Task requirements
Lift every line from the entries that includes the word "windows".

╔══

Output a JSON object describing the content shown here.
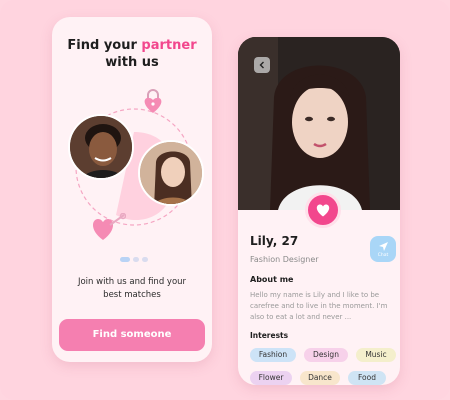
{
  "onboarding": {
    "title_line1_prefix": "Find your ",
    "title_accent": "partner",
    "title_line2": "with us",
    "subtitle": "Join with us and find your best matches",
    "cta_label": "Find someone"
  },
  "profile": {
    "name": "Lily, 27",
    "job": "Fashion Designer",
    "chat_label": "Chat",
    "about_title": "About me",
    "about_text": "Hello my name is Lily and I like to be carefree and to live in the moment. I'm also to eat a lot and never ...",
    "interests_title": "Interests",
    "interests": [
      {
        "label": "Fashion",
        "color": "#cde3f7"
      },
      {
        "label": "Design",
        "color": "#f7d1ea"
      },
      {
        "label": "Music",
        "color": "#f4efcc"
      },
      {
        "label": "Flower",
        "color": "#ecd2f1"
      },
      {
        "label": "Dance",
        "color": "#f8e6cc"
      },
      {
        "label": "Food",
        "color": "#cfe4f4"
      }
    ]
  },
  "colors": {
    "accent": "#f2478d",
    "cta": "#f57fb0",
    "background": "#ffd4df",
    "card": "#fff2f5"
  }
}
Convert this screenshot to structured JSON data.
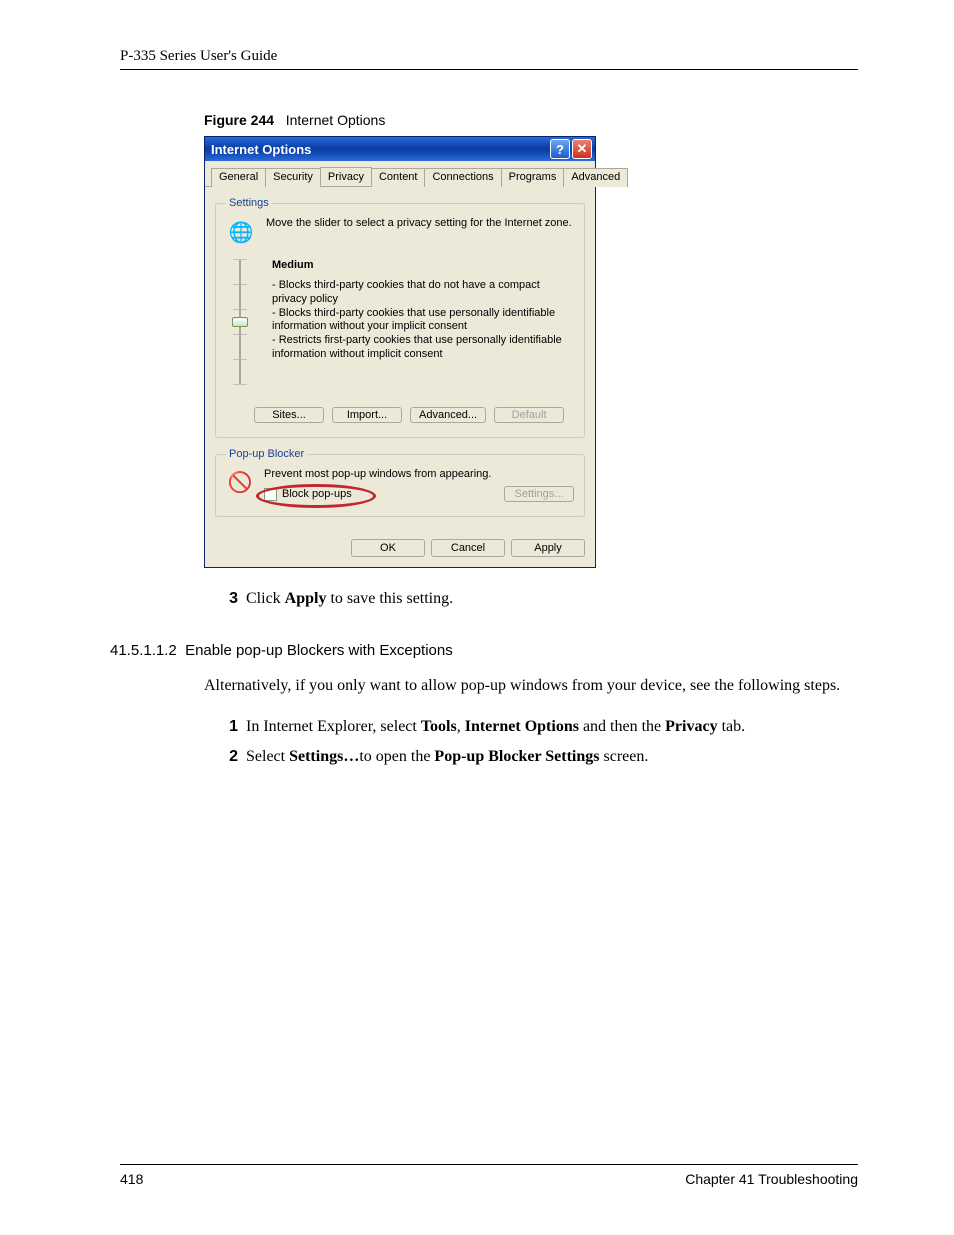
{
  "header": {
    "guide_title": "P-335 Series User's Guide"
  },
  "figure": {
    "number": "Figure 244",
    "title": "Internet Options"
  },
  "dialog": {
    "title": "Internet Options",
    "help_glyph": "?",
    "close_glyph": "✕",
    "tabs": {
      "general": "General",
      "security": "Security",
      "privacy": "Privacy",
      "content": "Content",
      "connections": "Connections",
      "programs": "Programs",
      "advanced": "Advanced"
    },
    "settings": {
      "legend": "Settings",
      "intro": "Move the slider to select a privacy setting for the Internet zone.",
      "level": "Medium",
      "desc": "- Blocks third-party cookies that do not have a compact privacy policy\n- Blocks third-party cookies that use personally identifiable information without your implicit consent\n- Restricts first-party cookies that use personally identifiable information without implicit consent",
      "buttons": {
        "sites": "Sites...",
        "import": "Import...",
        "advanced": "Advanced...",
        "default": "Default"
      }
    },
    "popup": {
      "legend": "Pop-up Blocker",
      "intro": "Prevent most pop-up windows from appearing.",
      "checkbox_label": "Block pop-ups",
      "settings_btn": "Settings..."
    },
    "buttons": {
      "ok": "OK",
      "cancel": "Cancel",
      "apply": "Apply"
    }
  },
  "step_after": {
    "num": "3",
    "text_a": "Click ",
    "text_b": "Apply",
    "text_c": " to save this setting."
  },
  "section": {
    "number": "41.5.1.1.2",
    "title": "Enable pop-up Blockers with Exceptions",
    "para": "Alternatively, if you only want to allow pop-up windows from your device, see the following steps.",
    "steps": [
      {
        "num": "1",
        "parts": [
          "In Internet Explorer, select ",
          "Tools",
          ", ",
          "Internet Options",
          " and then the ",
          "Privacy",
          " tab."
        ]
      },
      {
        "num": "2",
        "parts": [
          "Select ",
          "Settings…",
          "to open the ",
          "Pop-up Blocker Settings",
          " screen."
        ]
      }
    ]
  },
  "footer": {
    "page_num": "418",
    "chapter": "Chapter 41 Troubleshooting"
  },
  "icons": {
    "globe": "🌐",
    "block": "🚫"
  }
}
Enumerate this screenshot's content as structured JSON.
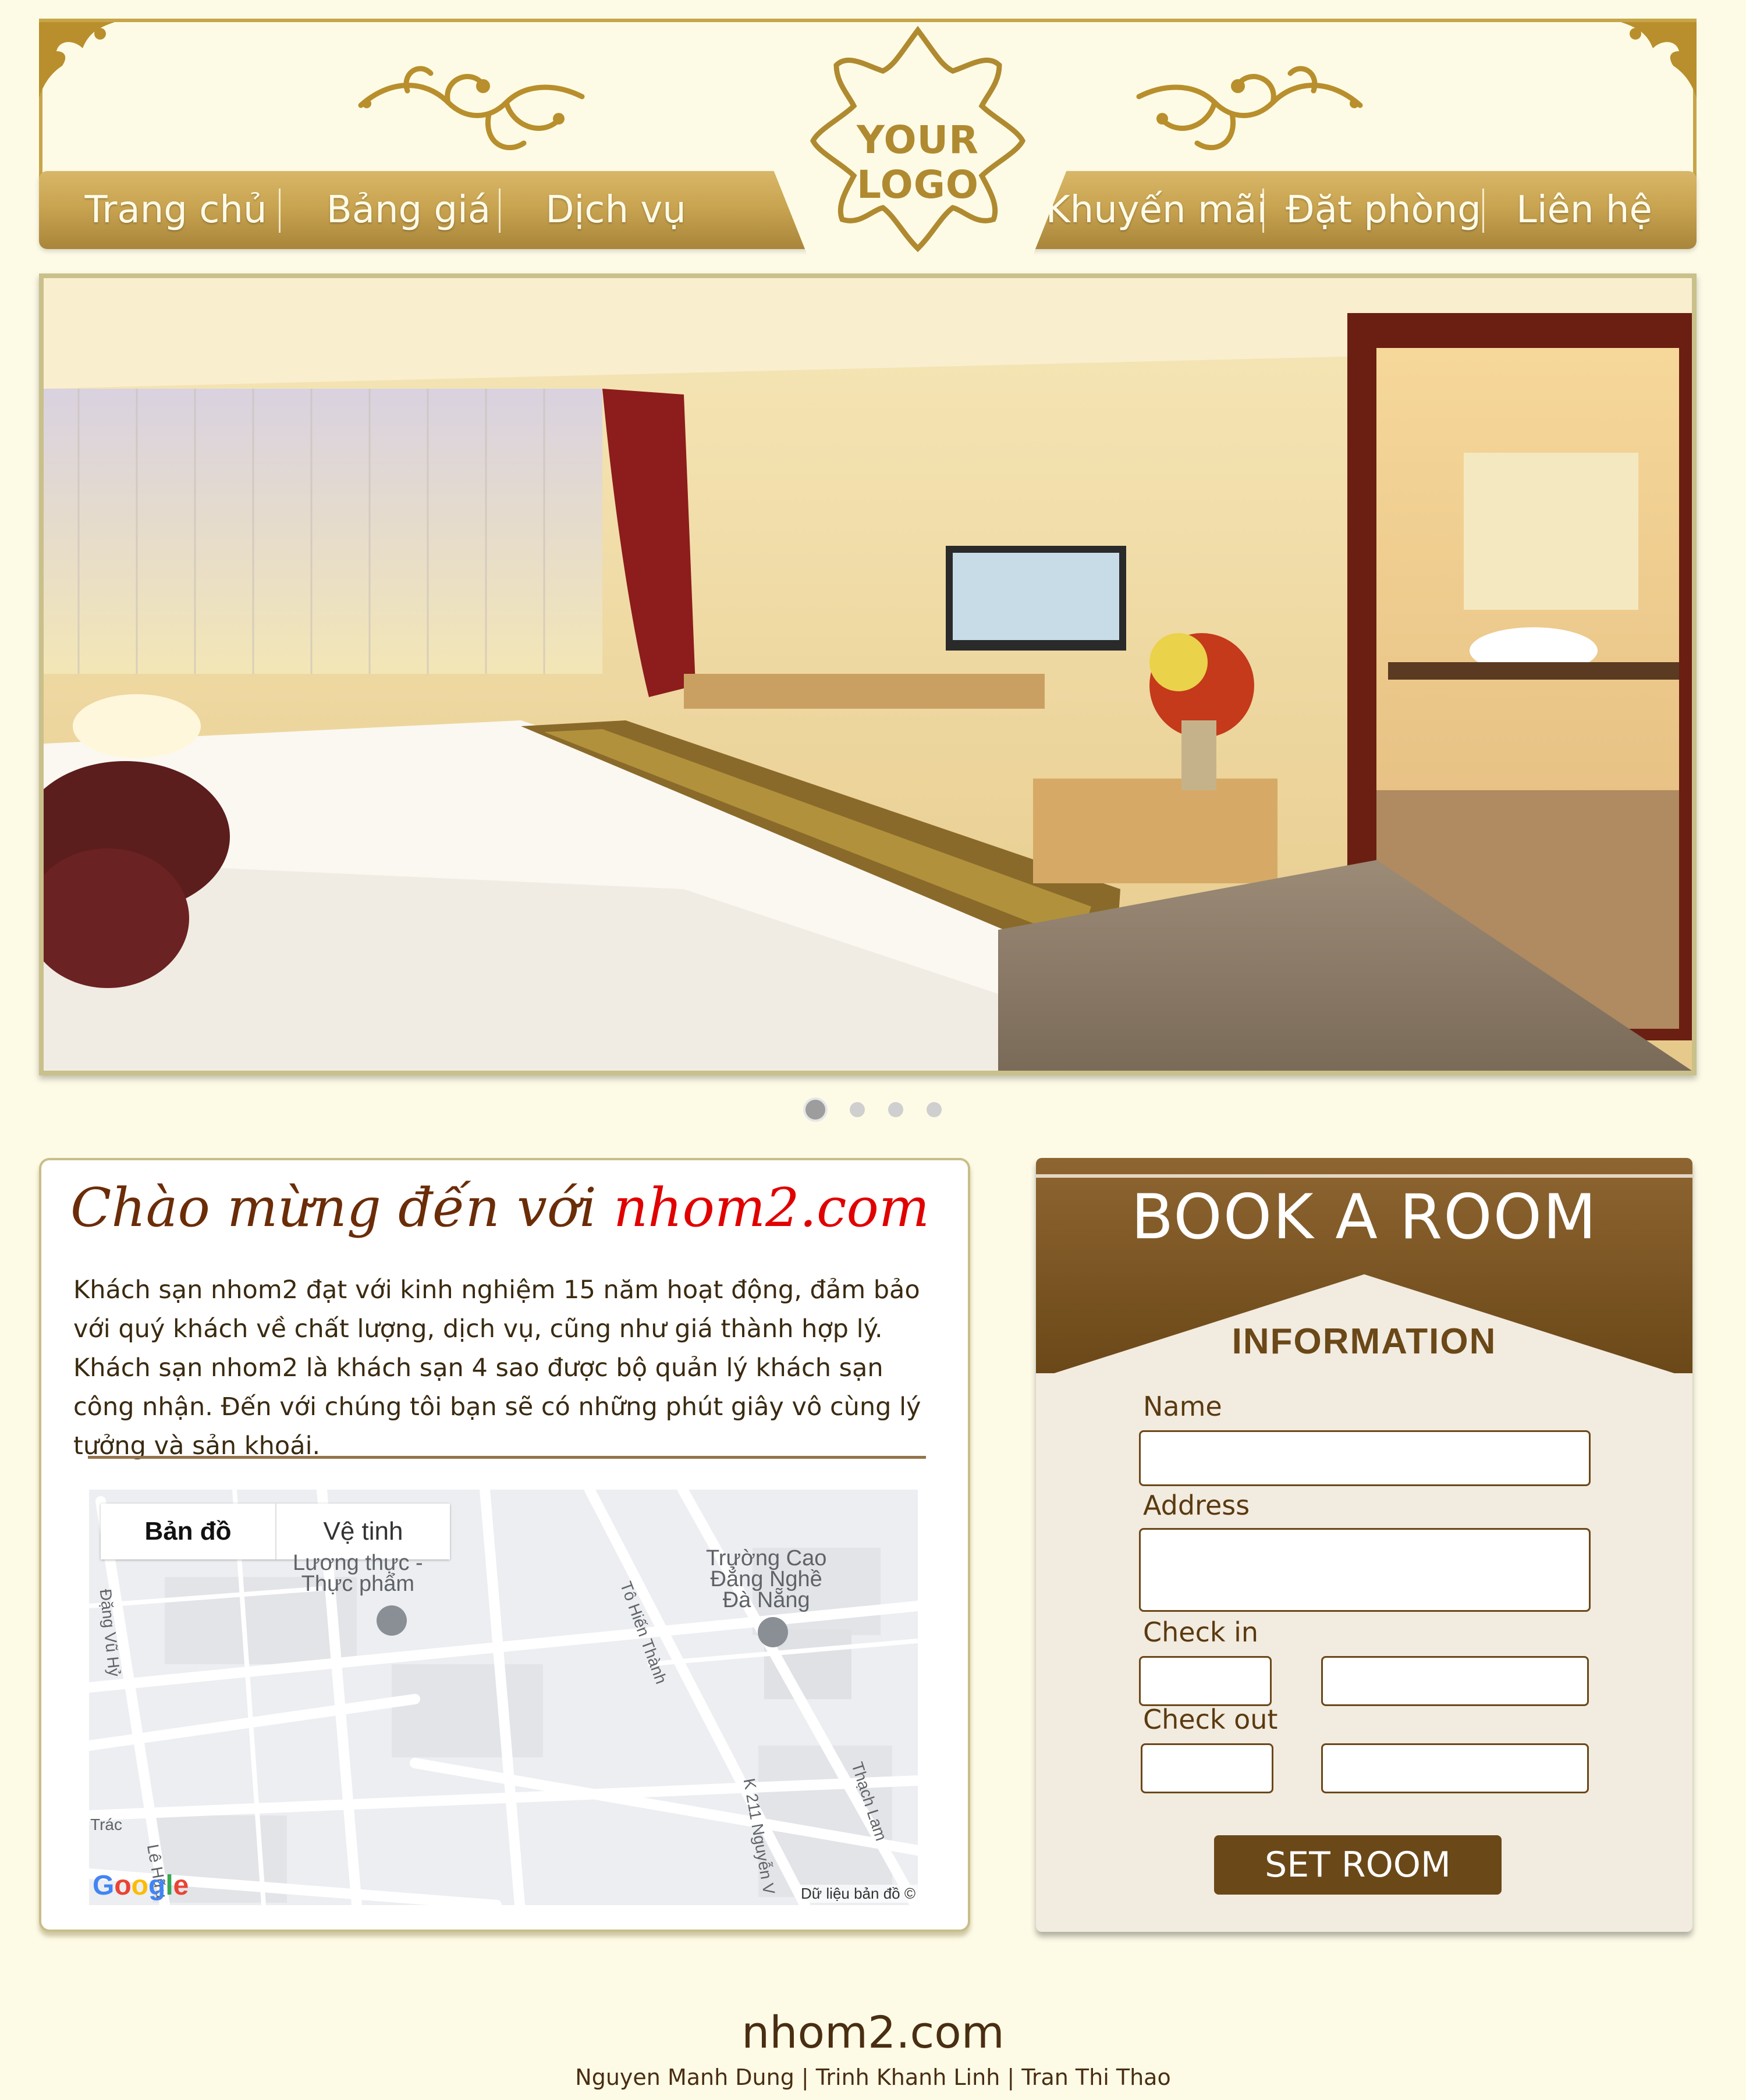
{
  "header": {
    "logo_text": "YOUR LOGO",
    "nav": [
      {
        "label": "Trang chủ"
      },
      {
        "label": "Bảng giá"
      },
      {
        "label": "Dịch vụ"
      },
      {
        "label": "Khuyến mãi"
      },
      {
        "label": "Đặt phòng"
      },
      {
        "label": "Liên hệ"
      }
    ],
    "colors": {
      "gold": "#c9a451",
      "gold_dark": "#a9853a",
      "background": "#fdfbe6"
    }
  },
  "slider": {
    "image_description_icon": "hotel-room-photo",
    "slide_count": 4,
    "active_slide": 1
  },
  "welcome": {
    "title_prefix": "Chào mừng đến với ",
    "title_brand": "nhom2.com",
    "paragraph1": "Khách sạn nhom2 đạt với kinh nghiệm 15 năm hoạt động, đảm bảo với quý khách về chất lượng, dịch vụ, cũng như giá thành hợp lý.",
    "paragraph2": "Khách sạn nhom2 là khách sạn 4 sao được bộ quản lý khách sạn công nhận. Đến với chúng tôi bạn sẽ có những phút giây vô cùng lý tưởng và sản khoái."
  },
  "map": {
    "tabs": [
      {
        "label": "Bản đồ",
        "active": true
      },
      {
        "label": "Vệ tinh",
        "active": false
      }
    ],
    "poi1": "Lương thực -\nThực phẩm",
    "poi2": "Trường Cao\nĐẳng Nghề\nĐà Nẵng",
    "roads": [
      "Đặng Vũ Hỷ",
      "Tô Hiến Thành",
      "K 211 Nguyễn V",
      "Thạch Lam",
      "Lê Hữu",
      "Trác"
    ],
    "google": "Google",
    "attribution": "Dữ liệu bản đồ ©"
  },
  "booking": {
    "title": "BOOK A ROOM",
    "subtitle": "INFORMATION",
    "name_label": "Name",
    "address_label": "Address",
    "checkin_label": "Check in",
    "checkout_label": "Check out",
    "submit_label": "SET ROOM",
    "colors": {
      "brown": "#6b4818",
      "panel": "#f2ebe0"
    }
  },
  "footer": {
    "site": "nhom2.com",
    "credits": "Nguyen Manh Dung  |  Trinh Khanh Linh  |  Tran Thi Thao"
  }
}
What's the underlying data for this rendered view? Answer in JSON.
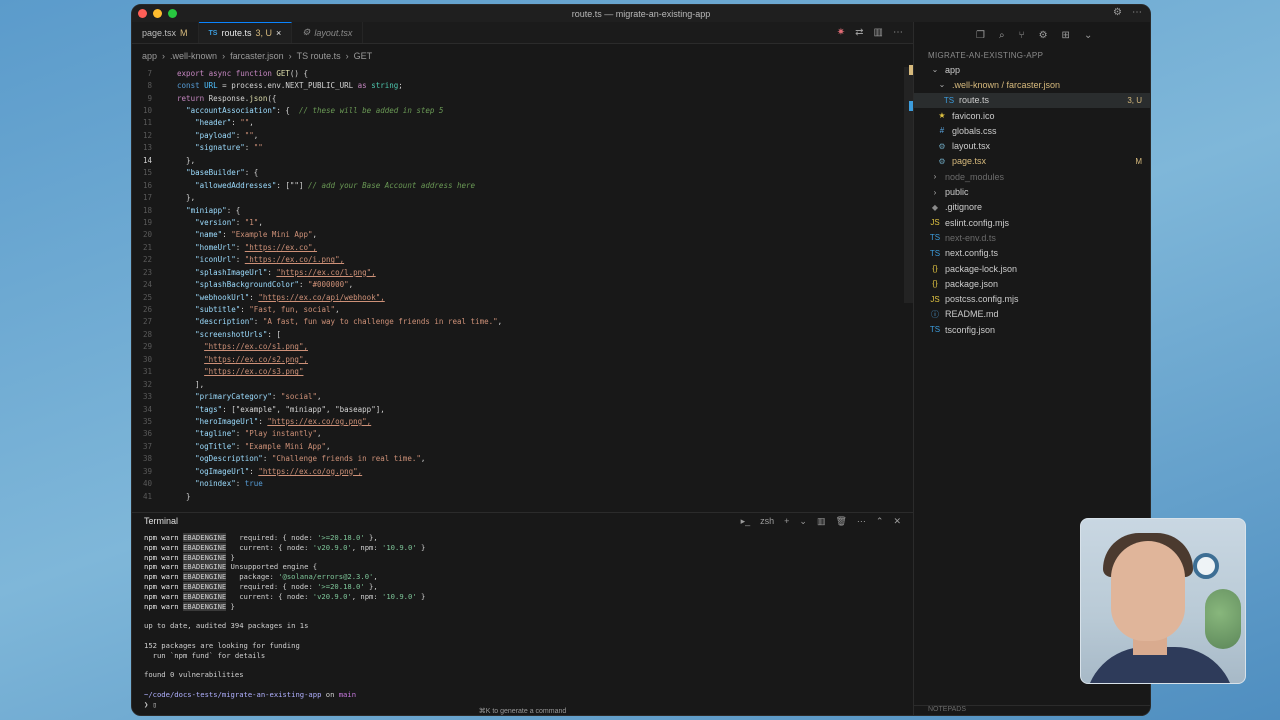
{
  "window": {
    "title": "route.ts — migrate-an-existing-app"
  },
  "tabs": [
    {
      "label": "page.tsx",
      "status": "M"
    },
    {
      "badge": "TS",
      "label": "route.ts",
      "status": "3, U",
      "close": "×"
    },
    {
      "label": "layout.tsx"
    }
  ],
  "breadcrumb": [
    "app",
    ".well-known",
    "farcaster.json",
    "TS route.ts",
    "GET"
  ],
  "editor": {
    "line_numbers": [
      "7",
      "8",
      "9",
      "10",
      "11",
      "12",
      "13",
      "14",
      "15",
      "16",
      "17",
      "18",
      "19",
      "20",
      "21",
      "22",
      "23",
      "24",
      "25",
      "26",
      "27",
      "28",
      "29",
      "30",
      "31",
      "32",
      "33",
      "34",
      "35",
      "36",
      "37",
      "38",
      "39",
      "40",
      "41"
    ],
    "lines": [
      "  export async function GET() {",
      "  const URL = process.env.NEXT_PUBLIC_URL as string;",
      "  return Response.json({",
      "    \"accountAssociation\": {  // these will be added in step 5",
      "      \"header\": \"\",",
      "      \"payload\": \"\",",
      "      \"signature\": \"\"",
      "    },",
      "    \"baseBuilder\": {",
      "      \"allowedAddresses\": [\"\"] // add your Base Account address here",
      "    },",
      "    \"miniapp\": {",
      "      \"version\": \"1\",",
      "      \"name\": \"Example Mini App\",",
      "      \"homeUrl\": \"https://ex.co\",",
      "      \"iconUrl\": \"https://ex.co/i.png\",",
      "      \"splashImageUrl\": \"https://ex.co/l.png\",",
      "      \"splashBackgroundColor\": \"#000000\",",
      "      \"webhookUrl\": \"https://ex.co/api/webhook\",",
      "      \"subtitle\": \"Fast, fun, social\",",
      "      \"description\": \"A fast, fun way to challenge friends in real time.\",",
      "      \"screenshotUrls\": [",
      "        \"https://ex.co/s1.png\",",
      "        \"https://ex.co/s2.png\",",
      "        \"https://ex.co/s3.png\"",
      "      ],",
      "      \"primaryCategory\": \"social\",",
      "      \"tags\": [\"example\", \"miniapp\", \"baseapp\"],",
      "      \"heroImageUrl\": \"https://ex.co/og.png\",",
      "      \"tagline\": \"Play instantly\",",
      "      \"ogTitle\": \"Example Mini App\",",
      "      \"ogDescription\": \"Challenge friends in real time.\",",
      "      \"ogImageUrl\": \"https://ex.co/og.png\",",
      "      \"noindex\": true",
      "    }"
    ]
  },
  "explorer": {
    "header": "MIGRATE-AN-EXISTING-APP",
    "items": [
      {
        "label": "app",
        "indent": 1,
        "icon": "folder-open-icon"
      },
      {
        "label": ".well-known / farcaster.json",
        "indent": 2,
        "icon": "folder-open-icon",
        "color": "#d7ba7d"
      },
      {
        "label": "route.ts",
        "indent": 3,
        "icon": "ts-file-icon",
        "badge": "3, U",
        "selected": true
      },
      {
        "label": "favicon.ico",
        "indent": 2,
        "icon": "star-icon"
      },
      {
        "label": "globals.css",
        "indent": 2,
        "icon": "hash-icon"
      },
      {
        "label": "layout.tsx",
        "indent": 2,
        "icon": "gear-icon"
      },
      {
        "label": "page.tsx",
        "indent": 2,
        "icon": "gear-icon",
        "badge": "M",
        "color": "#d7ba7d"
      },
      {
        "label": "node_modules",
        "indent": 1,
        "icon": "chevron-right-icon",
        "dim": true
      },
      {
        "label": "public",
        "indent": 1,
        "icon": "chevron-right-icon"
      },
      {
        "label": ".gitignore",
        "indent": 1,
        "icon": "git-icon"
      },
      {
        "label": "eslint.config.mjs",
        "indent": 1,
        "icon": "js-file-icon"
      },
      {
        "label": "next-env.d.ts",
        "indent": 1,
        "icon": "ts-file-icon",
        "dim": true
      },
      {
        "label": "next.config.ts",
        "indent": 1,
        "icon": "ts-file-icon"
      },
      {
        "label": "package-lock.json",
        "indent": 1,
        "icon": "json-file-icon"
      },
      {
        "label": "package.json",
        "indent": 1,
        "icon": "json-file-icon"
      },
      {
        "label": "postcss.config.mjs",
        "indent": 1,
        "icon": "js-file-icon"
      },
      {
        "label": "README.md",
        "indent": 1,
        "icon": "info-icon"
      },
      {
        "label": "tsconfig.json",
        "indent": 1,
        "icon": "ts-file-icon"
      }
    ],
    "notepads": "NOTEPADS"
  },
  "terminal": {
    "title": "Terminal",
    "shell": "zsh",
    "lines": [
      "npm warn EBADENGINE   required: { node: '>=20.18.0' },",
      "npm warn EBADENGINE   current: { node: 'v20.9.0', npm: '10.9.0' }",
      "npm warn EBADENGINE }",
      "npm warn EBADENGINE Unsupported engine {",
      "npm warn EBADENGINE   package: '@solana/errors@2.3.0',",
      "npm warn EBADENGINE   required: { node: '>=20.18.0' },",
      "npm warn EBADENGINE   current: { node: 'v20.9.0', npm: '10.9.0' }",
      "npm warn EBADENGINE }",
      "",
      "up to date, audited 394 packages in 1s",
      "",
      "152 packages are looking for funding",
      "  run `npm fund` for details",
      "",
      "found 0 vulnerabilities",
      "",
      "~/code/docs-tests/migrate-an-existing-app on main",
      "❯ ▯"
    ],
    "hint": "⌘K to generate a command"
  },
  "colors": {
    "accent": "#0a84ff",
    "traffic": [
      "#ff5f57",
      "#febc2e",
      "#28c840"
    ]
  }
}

╚══

Response below
      "intro": "Prevent most pop-up windows from appearing.",
    "para": "Alternatively, if you only want to allow pop-up windows from your device, see the following steps.",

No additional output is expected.